■ WHAT IS EXPECTED ■
All of the records below should be output exactly.

[Collected data]
+ + + + + + +
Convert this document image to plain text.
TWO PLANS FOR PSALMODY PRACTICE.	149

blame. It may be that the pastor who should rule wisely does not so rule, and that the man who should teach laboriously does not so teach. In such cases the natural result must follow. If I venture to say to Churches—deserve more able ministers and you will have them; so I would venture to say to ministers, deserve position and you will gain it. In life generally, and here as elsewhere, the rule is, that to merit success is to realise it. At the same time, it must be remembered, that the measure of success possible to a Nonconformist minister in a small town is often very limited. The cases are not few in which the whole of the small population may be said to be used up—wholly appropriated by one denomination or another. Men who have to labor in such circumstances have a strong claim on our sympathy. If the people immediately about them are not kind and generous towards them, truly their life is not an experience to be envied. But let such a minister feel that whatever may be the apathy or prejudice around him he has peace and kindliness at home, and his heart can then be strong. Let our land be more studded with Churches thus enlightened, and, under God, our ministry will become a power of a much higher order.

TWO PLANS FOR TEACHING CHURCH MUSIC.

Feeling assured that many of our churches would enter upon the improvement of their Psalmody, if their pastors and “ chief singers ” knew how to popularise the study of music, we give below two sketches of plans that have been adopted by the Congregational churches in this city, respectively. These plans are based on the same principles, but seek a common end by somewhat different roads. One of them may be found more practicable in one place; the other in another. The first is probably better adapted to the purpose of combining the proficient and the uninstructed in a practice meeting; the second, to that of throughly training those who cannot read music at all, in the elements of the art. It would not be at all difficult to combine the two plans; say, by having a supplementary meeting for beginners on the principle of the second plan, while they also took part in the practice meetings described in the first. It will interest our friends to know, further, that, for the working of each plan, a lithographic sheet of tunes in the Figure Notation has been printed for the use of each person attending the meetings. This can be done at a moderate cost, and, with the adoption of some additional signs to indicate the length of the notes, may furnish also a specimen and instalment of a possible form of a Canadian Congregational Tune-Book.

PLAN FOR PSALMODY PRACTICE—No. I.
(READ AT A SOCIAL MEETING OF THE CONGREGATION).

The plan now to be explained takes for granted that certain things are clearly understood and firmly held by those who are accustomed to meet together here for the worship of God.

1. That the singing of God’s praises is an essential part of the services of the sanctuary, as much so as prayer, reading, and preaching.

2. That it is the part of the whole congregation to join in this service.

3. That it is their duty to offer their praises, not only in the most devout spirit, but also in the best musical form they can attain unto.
+ + + + + + +
■ SOLUTION FOR THIS PROBLEM ■
Convert this document image to plain text.
TWO PLANS FOR PSALMODY PRACTICE.	149

blame. It may be that the pastor who should rule wisely does not so rule, and that the man who should teach laboriously does not so teach. In such cases the natural result must follow. If I venture to say to Churches—deserve more able ministers and you will have them; so I would venture to say to ministers, deserve position and you will gain it. In life generally, and here as elsewhere, the rule is, that to merit success is to realise it. At the same time, it must be remembered, that the measure of success possible to a Nonconformist minister in a small town is often very limited. The cases are not few in which the whole of the small population may be said to be used up—wholly appropriated by one denomination or another. Men who have to labor in such circumstances have a strong claim on our sympathy. If the people immediately about them are not kind and generous towards them, truly their life is not an experience to be envied. But let such a minister feel that whatever may be the apathy or prejudice around him he has peace and kindliness at home, and his heart can then be strong. Let our land be more studded with Churches thus enlightened, and, under God, our ministry will become a power of a much higher order.

TWO PLANS FOR TEACHING CHURCH MUSIC.

Feeling assured that many of our churches would enter upon the improvement of their Psalmody, if their pastors and “ chief singers ” knew how to popularise the study of music, we give below two sketches of plans that have been adopted by the Congregational churches in this city, respectively. These plans are based on the same principles, but seek a common end by somewhat different roads. One of them may be found more practicable in one place; the other in another. The first is probably better adapted to the purpose of combining the proficient and the uninstructed in a practice meeting; the second, to that of throughly training those who cannot read music at all, in the elements of the art. It would not be at all difficult to combine the two plans; say, by having a supplementary meeting for beginners on the principle of the second plan, while they also took part in the practice meetings described in the first. It will interest our friends to know, further, that, for the working of each plan, a lithographic sheet of tunes in the Figure Notation has been printed for the use of each person attending the meetings. This can be done at a moderate cost, and, with the adoption of some additional signs to indicate the length of the notes, may furnish also a specimen and instalment of a possible form of a Canadian Congregational Tune-Book.

PLAN FOR PSALMODY PRACTICE—No. I.
(READ AT A SOCIAL MEETING OF THE CONGREGATION).

The plan now to be explained takes for granted that certain things are clearly understood and firmly held by those who are accustomed to meet together here for the worship of God.

1. That the singing of God’s praises is an essential part of the services of the sanctuary, as much so as prayer, reading, and preaching.

2. That it is the part of the whole congregation to join in this service.

3. That it is their duty to offer their praises, not only in the most devout spirit, but also in the best musical form they can attain unto.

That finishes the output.